REQUIRED TASK: Across the entries below, how many lines contain the word "icon"? Give the number alone.

RECORDS FOR PROCESSING:
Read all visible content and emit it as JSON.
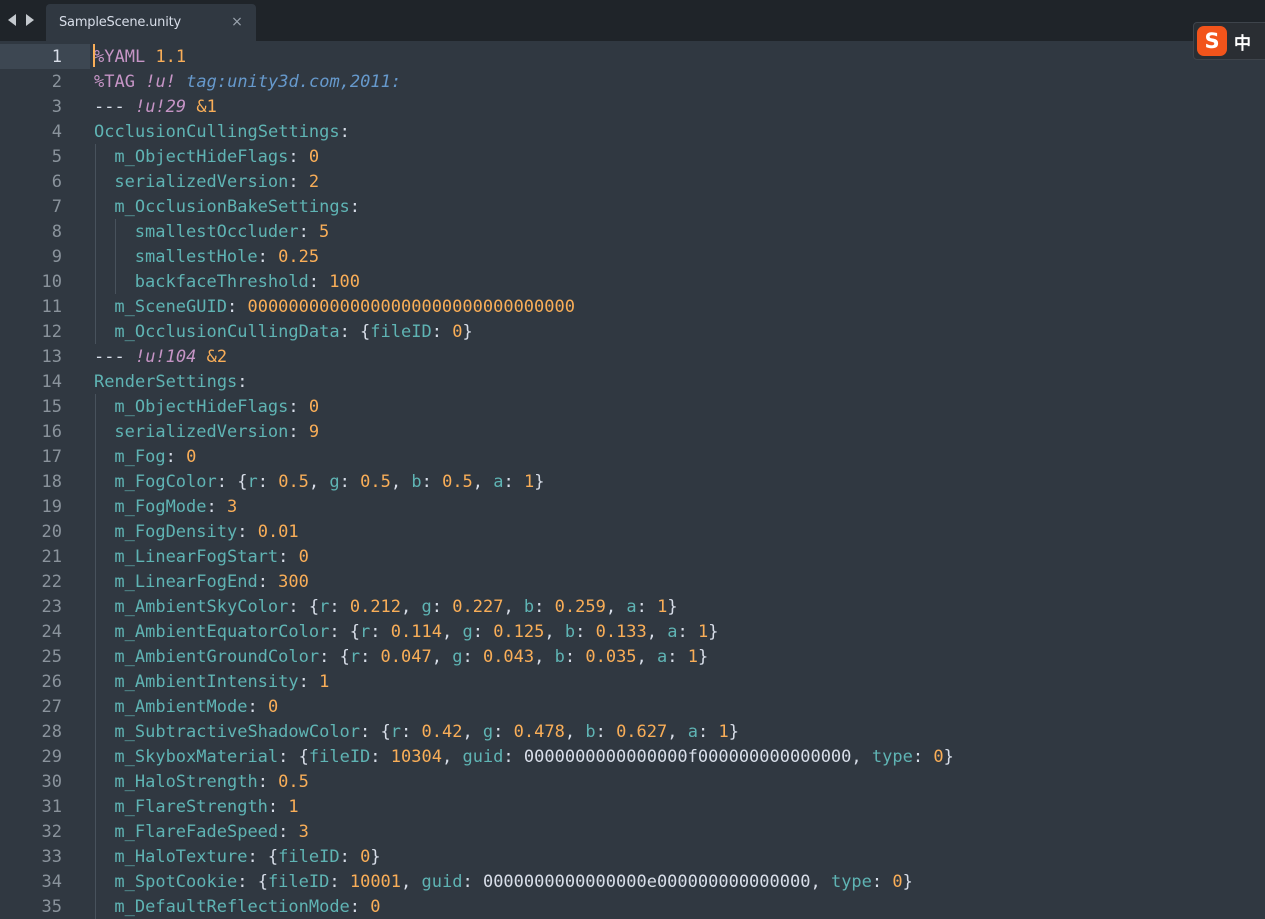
{
  "tab": {
    "title": "SampleScene.unity",
    "close_glyph": "×",
    "back_icon": "triangle-left-icon",
    "forward_icon": "triangle-right-icon"
  },
  "ime": {
    "logo_letter": "S",
    "language": "中"
  },
  "colors": {
    "background": "#303841",
    "tab_bar": "#1f2429",
    "key": "#5fb4b4",
    "number": "#f9ae58",
    "directive": "#c695c6",
    "url": "#6699cc",
    "text": "#d8dee9",
    "caret": "#f9ae58"
  },
  "editor": {
    "current_line": 1,
    "lines": [
      {
        "n": "1",
        "indent": 0,
        "tokens": [
          [
            "dir",
            "%YAML"
          ],
          [
            "pun",
            " "
          ],
          [
            "dirval",
            "1.1"
          ]
        ]
      },
      {
        "n": "2",
        "indent": 0,
        "tokens": [
          [
            "dir",
            "%TAG"
          ],
          [
            "pun",
            " "
          ],
          [
            "ital",
            "!u!"
          ],
          [
            "pun",
            " "
          ],
          [
            "url",
            "tag:unity3d.com,2011:"
          ]
        ]
      },
      {
        "n": "3",
        "indent": 0,
        "tokens": [
          [
            "pun",
            "--- "
          ],
          [
            "ital",
            "!u!29"
          ],
          [
            "pun",
            " "
          ],
          [
            "anchor",
            "&1"
          ]
        ]
      },
      {
        "n": "4",
        "indent": 0,
        "tokens": [
          [
            "key",
            "OcclusionCullingSettings"
          ],
          [
            "pun",
            ":"
          ]
        ]
      },
      {
        "n": "5",
        "indent": 1,
        "tokens": [
          [
            "key",
            "m_ObjectHideFlags"
          ],
          [
            "pun",
            ": "
          ],
          [
            "num",
            "0"
          ]
        ]
      },
      {
        "n": "6",
        "indent": 1,
        "tokens": [
          [
            "key",
            "serializedVersion"
          ],
          [
            "pun",
            ": "
          ],
          [
            "num",
            "2"
          ]
        ]
      },
      {
        "n": "7",
        "indent": 1,
        "tokens": [
          [
            "key",
            "m_OcclusionBakeSettings"
          ],
          [
            "pun",
            ":"
          ]
        ]
      },
      {
        "n": "8",
        "indent": 2,
        "tokens": [
          [
            "key",
            "smallestOccluder"
          ],
          [
            "pun",
            ": "
          ],
          [
            "num",
            "5"
          ]
        ]
      },
      {
        "n": "9",
        "indent": 2,
        "tokens": [
          [
            "key",
            "smallestHole"
          ],
          [
            "pun",
            ": "
          ],
          [
            "num",
            "0.25"
          ]
        ]
      },
      {
        "n": "10",
        "indent": 2,
        "tokens": [
          [
            "key",
            "backfaceThreshold"
          ],
          [
            "pun",
            ": "
          ],
          [
            "num",
            "100"
          ]
        ]
      },
      {
        "n": "11",
        "indent": 1,
        "tokens": [
          [
            "key",
            "m_SceneGUID"
          ],
          [
            "pun",
            ": "
          ],
          [
            "num",
            "00000000000000000000000000000000"
          ]
        ]
      },
      {
        "n": "12",
        "indent": 1,
        "tokens": [
          [
            "key",
            "m_OcclusionCullingData"
          ],
          [
            "pun",
            ": {"
          ],
          [
            "key",
            "fileID"
          ],
          [
            "pun",
            ": "
          ],
          [
            "num",
            "0"
          ],
          [
            "pun",
            "}"
          ]
        ]
      },
      {
        "n": "13",
        "indent": 0,
        "tokens": [
          [
            "pun",
            "--- "
          ],
          [
            "ital",
            "!u!104"
          ],
          [
            "pun",
            " "
          ],
          [
            "anchor",
            "&2"
          ]
        ]
      },
      {
        "n": "14",
        "indent": 0,
        "tokens": [
          [
            "key",
            "RenderSettings"
          ],
          [
            "pun",
            ":"
          ]
        ]
      },
      {
        "n": "15",
        "indent": 1,
        "tokens": [
          [
            "key",
            "m_ObjectHideFlags"
          ],
          [
            "pun",
            ": "
          ],
          [
            "num",
            "0"
          ]
        ]
      },
      {
        "n": "16",
        "indent": 1,
        "tokens": [
          [
            "key",
            "serializedVersion"
          ],
          [
            "pun",
            ": "
          ],
          [
            "num",
            "9"
          ]
        ]
      },
      {
        "n": "17",
        "indent": 1,
        "tokens": [
          [
            "key",
            "m_Fog"
          ],
          [
            "pun",
            ": "
          ],
          [
            "num",
            "0"
          ]
        ]
      },
      {
        "n": "18",
        "indent": 1,
        "tokens": [
          [
            "key",
            "m_FogColor"
          ],
          [
            "pun",
            ": {"
          ],
          [
            "key",
            "r"
          ],
          [
            "pun",
            ": "
          ],
          [
            "num",
            "0.5"
          ],
          [
            "pun",
            ", "
          ],
          [
            "key",
            "g"
          ],
          [
            "pun",
            ": "
          ],
          [
            "num",
            "0.5"
          ],
          [
            "pun",
            ", "
          ],
          [
            "key",
            "b"
          ],
          [
            "pun",
            ": "
          ],
          [
            "num",
            "0.5"
          ],
          [
            "pun",
            ", "
          ],
          [
            "key",
            "a"
          ],
          [
            "pun",
            ": "
          ],
          [
            "num",
            "1"
          ],
          [
            "pun",
            "}"
          ]
        ]
      },
      {
        "n": "19",
        "indent": 1,
        "tokens": [
          [
            "key",
            "m_FogMode"
          ],
          [
            "pun",
            ": "
          ],
          [
            "num",
            "3"
          ]
        ]
      },
      {
        "n": "20",
        "indent": 1,
        "tokens": [
          [
            "key",
            "m_FogDensity"
          ],
          [
            "pun",
            ": "
          ],
          [
            "num",
            "0.01"
          ]
        ]
      },
      {
        "n": "21",
        "indent": 1,
        "tokens": [
          [
            "key",
            "m_LinearFogStart"
          ],
          [
            "pun",
            ": "
          ],
          [
            "num",
            "0"
          ]
        ]
      },
      {
        "n": "22",
        "indent": 1,
        "tokens": [
          [
            "key",
            "m_LinearFogEnd"
          ],
          [
            "pun",
            ": "
          ],
          [
            "num",
            "300"
          ]
        ]
      },
      {
        "n": "23",
        "indent": 1,
        "tokens": [
          [
            "key",
            "m_AmbientSkyColor"
          ],
          [
            "pun",
            ": {"
          ],
          [
            "key",
            "r"
          ],
          [
            "pun",
            ": "
          ],
          [
            "num",
            "0.212"
          ],
          [
            "pun",
            ", "
          ],
          [
            "key",
            "g"
          ],
          [
            "pun",
            ": "
          ],
          [
            "num",
            "0.227"
          ],
          [
            "pun",
            ", "
          ],
          [
            "key",
            "b"
          ],
          [
            "pun",
            ": "
          ],
          [
            "num",
            "0.259"
          ],
          [
            "pun",
            ", "
          ],
          [
            "key",
            "a"
          ],
          [
            "pun",
            ": "
          ],
          [
            "num",
            "1"
          ],
          [
            "pun",
            "}"
          ]
        ]
      },
      {
        "n": "24",
        "indent": 1,
        "tokens": [
          [
            "key",
            "m_AmbientEquatorColor"
          ],
          [
            "pun",
            ": {"
          ],
          [
            "key",
            "r"
          ],
          [
            "pun",
            ": "
          ],
          [
            "num",
            "0.114"
          ],
          [
            "pun",
            ", "
          ],
          [
            "key",
            "g"
          ],
          [
            "pun",
            ": "
          ],
          [
            "num",
            "0.125"
          ],
          [
            "pun",
            ", "
          ],
          [
            "key",
            "b"
          ],
          [
            "pun",
            ": "
          ],
          [
            "num",
            "0.133"
          ],
          [
            "pun",
            ", "
          ],
          [
            "key",
            "a"
          ],
          [
            "pun",
            ": "
          ],
          [
            "num",
            "1"
          ],
          [
            "pun",
            "}"
          ]
        ]
      },
      {
        "n": "25",
        "indent": 1,
        "tokens": [
          [
            "key",
            "m_AmbientGroundColor"
          ],
          [
            "pun",
            ": {"
          ],
          [
            "key",
            "r"
          ],
          [
            "pun",
            ": "
          ],
          [
            "num",
            "0.047"
          ],
          [
            "pun",
            ", "
          ],
          [
            "key",
            "g"
          ],
          [
            "pun",
            ": "
          ],
          [
            "num",
            "0.043"
          ],
          [
            "pun",
            ", "
          ],
          [
            "key",
            "b"
          ],
          [
            "pun",
            ": "
          ],
          [
            "num",
            "0.035"
          ],
          [
            "pun",
            ", "
          ],
          [
            "key",
            "a"
          ],
          [
            "pun",
            ": "
          ],
          [
            "num",
            "1"
          ],
          [
            "pun",
            "}"
          ]
        ]
      },
      {
        "n": "26",
        "indent": 1,
        "tokens": [
          [
            "key",
            "m_AmbientIntensity"
          ],
          [
            "pun",
            ": "
          ],
          [
            "num",
            "1"
          ]
        ]
      },
      {
        "n": "27",
        "indent": 1,
        "tokens": [
          [
            "key",
            "m_AmbientMode"
          ],
          [
            "pun",
            ": "
          ],
          [
            "num",
            "0"
          ]
        ]
      },
      {
        "n": "28",
        "indent": 1,
        "tokens": [
          [
            "key",
            "m_SubtractiveShadowColor"
          ],
          [
            "pun",
            ": {"
          ],
          [
            "key",
            "r"
          ],
          [
            "pun",
            ": "
          ],
          [
            "num",
            "0.42"
          ],
          [
            "pun",
            ", "
          ],
          [
            "key",
            "g"
          ],
          [
            "pun",
            ": "
          ],
          [
            "num",
            "0.478"
          ],
          [
            "pun",
            ", "
          ],
          [
            "key",
            "b"
          ],
          [
            "pun",
            ": "
          ],
          [
            "num",
            "0.627"
          ],
          [
            "pun",
            ", "
          ],
          [
            "key",
            "a"
          ],
          [
            "pun",
            ": "
          ],
          [
            "num",
            "1"
          ],
          [
            "pun",
            "}"
          ]
        ]
      },
      {
        "n": "29",
        "indent": 1,
        "tokens": [
          [
            "key",
            "m_SkyboxMaterial"
          ],
          [
            "pun",
            ": {"
          ],
          [
            "key",
            "fileID"
          ],
          [
            "pun",
            ": "
          ],
          [
            "num",
            "10304"
          ],
          [
            "pun",
            ", "
          ],
          [
            "key",
            "guid"
          ],
          [
            "pun",
            ": "
          ],
          [
            "val",
            "0000000000000000f000000000000000"
          ],
          [
            "pun",
            ", "
          ],
          [
            "key",
            "type"
          ],
          [
            "pun",
            ": "
          ],
          [
            "num",
            "0"
          ],
          [
            "pun",
            "}"
          ]
        ]
      },
      {
        "n": "30",
        "indent": 1,
        "tokens": [
          [
            "key",
            "m_HaloStrength"
          ],
          [
            "pun",
            ": "
          ],
          [
            "num",
            "0.5"
          ]
        ]
      },
      {
        "n": "31",
        "indent": 1,
        "tokens": [
          [
            "key",
            "m_FlareStrength"
          ],
          [
            "pun",
            ": "
          ],
          [
            "num",
            "1"
          ]
        ]
      },
      {
        "n": "32",
        "indent": 1,
        "tokens": [
          [
            "key",
            "m_FlareFadeSpeed"
          ],
          [
            "pun",
            ": "
          ],
          [
            "num",
            "3"
          ]
        ]
      },
      {
        "n": "33",
        "indent": 1,
        "tokens": [
          [
            "key",
            "m_HaloTexture"
          ],
          [
            "pun",
            ": {"
          ],
          [
            "key",
            "fileID"
          ],
          [
            "pun",
            ": "
          ],
          [
            "num",
            "0"
          ],
          [
            "pun",
            "}"
          ]
        ]
      },
      {
        "n": "34",
        "indent": 1,
        "tokens": [
          [
            "key",
            "m_SpotCookie"
          ],
          [
            "pun",
            ": {"
          ],
          [
            "key",
            "fileID"
          ],
          [
            "pun",
            ": "
          ],
          [
            "num",
            "10001"
          ],
          [
            "pun",
            ", "
          ],
          [
            "key",
            "guid"
          ],
          [
            "pun",
            ": "
          ],
          [
            "val",
            "0000000000000000e000000000000000"
          ],
          [
            "pun",
            ", "
          ],
          [
            "key",
            "type"
          ],
          [
            "pun",
            ": "
          ],
          [
            "num",
            "0"
          ],
          [
            "pun",
            "}"
          ]
        ]
      },
      {
        "n": "35",
        "indent": 1,
        "tokens": [
          [
            "key",
            "m_DefaultReflectionMode"
          ],
          [
            "pun",
            ": "
          ],
          [
            "num",
            "0"
          ]
        ]
      }
    ]
  }
}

SOLVED PROBLEM: 2